--- START Extracted data ---

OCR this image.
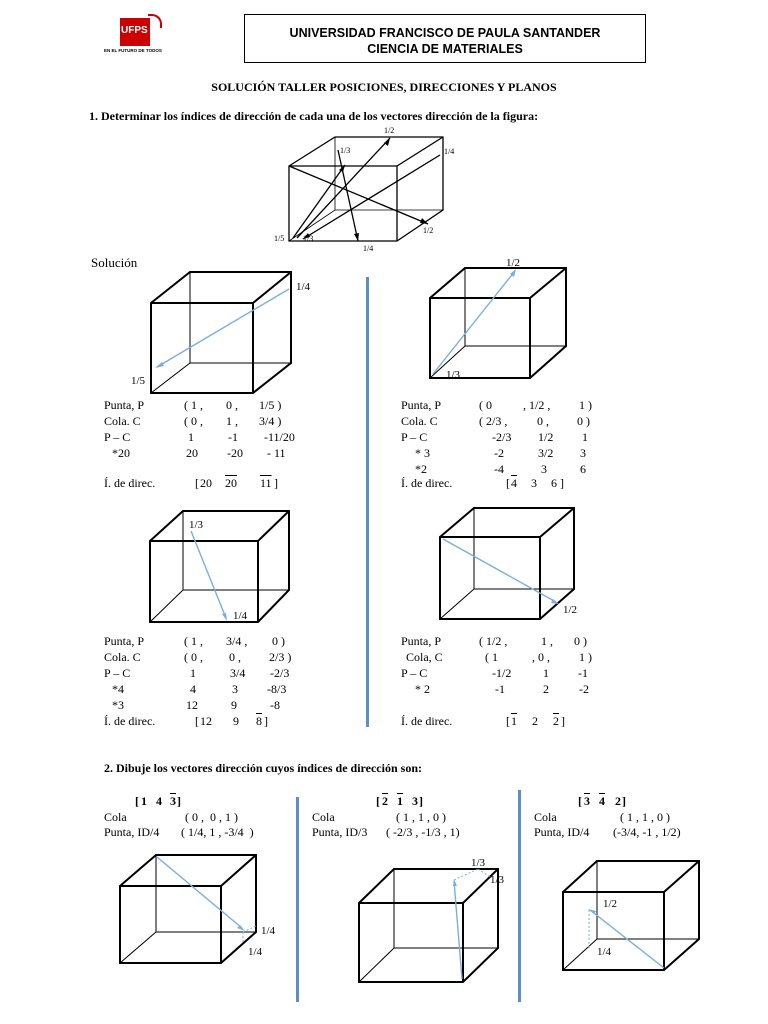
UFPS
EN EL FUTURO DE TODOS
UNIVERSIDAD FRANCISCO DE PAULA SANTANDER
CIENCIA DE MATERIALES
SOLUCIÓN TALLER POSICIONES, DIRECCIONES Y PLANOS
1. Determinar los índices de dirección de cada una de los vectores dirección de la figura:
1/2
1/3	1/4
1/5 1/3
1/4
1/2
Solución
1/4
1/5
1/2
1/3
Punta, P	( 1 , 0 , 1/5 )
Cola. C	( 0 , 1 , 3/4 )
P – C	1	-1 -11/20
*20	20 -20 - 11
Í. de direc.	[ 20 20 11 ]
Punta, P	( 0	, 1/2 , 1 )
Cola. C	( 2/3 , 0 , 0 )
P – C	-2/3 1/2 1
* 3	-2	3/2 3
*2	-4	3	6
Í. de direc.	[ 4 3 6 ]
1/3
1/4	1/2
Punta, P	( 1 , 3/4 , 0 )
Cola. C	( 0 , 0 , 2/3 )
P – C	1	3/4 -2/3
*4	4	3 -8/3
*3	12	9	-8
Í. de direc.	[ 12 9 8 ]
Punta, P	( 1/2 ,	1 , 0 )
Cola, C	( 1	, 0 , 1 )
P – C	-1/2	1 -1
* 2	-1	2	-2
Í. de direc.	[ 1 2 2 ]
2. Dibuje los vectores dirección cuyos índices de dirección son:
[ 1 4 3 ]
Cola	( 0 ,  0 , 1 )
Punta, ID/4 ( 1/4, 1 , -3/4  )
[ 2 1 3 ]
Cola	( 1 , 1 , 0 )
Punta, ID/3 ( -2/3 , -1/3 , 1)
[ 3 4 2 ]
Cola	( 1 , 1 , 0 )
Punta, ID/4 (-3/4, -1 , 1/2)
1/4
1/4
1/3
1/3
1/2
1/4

--- END Extracted data ---
--- START Extracted data ---

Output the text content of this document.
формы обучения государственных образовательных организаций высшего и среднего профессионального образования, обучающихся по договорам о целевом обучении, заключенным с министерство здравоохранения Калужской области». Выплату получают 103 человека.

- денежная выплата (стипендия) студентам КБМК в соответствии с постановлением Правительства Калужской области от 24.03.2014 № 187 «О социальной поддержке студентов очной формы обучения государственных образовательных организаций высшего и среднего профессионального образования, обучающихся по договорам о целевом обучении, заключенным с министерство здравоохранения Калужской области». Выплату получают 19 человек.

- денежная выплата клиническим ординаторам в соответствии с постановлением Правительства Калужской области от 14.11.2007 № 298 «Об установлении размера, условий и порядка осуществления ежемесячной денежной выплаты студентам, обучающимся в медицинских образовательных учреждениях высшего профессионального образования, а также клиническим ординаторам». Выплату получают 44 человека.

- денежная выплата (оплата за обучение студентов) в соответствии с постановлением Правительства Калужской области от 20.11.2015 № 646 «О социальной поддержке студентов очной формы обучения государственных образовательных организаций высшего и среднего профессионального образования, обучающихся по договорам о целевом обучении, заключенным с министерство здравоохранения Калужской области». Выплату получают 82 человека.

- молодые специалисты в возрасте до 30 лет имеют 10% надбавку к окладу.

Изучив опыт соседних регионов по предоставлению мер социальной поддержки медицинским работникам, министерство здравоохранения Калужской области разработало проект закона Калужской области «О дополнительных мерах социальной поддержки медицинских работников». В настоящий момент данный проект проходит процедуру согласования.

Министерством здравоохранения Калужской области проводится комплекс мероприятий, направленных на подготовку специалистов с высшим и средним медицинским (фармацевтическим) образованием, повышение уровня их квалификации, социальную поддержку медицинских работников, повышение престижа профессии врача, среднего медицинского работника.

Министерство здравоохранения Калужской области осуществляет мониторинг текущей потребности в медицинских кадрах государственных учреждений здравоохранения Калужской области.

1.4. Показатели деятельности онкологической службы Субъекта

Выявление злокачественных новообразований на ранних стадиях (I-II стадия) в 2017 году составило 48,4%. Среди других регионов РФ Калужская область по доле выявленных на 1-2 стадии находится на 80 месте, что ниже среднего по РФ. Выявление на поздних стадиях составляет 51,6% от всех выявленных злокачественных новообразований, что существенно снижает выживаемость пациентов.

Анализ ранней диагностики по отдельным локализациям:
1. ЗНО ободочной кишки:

--- END Extracted data ---

[Problem statement] Collect every line from the records above that contains the word "получают".

[Exercise output]
формы обучения государственных образовательных организаций высшего и среднего профессионального образования, обучающихся по договорам о целевом обучении, заключенным с министерство здравоохранения Калужской области». Выплату получают 103 человека.
- денежная выплата (стипендия) студентам КБМК в соответствии с постановлением Правительства Калужской области от 24.03.2014 № 187 «О социальной поддержке студентов очной формы обучения государственных образовательных организаций высшего и среднего профессионального образования, обучающихся по договорам о целевом обучении, заключенным с министерство здравоохранения Калужской области». Выплату получают 19 человек.
- денежная выплата клиническим ординаторам в соответствии с постановлением Правительства Калужской области от 14.11.2007 № 298 «Об установлении размера, условий и порядка осуществления ежемесячной денежной выплаты студентам, обучающимся в медицинских образовательных учреждениях высшего профессионального образования, а также клиническим ординаторам». Выплату получают 44 человека.
- денежная выплата (оплата за обучение студентов) в соответствии с постановлением Правительства Калужской области от 20.11.2015 № 646 «О социальной поддержке студентов очной формы обучения государственных образовательных организаций высшего и среднего профессионального образования, обучающихся по договорам о целевом обучении, заключенным с министерство здравоохранения Калужской области». Выплату получают 82 человека.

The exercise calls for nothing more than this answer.